§ **DIRECTIONS**
List each line holding the string "Líquida".

§ **INFORMATION SUPPLIED**

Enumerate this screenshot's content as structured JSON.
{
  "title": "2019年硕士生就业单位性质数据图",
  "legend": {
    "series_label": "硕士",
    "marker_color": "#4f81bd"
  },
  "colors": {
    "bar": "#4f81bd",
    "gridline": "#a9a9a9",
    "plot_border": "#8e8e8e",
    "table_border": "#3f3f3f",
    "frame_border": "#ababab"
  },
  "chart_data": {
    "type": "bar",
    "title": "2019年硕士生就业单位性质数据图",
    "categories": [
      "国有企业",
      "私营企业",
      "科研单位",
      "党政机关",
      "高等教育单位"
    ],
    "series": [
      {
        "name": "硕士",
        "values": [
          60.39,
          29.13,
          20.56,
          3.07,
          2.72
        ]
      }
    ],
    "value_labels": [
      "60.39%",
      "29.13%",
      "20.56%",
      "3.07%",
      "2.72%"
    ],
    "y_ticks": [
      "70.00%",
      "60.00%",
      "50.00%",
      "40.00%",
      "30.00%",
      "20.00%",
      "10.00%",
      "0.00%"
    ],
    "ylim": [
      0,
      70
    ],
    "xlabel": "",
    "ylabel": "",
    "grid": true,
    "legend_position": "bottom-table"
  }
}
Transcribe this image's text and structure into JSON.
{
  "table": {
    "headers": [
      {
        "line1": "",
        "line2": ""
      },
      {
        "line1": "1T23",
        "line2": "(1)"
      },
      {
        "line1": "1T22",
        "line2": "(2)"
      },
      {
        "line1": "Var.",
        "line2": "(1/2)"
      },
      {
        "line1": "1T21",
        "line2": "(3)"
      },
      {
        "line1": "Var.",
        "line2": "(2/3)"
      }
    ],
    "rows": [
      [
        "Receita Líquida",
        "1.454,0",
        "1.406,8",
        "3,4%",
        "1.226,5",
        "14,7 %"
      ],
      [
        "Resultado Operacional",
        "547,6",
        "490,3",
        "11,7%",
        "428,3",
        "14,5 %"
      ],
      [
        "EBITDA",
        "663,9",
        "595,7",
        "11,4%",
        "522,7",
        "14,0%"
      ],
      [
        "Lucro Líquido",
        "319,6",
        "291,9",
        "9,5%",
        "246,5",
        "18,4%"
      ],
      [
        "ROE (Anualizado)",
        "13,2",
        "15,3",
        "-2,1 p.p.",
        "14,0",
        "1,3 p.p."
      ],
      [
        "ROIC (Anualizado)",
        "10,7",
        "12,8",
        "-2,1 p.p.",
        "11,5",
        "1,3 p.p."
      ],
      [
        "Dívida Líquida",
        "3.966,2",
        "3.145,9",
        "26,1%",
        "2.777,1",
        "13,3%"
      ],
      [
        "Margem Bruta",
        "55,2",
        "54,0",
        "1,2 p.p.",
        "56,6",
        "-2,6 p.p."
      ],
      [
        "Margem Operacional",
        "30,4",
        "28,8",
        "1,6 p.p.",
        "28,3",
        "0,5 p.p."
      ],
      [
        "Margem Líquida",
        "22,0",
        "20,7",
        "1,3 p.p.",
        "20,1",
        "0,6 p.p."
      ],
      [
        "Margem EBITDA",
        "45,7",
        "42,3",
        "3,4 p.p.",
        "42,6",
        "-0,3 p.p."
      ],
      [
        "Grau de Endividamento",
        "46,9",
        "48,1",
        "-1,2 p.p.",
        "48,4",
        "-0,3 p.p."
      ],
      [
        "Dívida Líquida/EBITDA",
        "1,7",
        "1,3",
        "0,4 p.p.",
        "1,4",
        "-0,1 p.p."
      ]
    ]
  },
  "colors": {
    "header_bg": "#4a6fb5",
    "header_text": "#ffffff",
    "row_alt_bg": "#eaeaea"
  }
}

§ **FINISHED TASK**
        "Receita Líquida",
        "Dívida Líquida",
        "Margem Líquida",
        "Dívida Líquida/EBITDA",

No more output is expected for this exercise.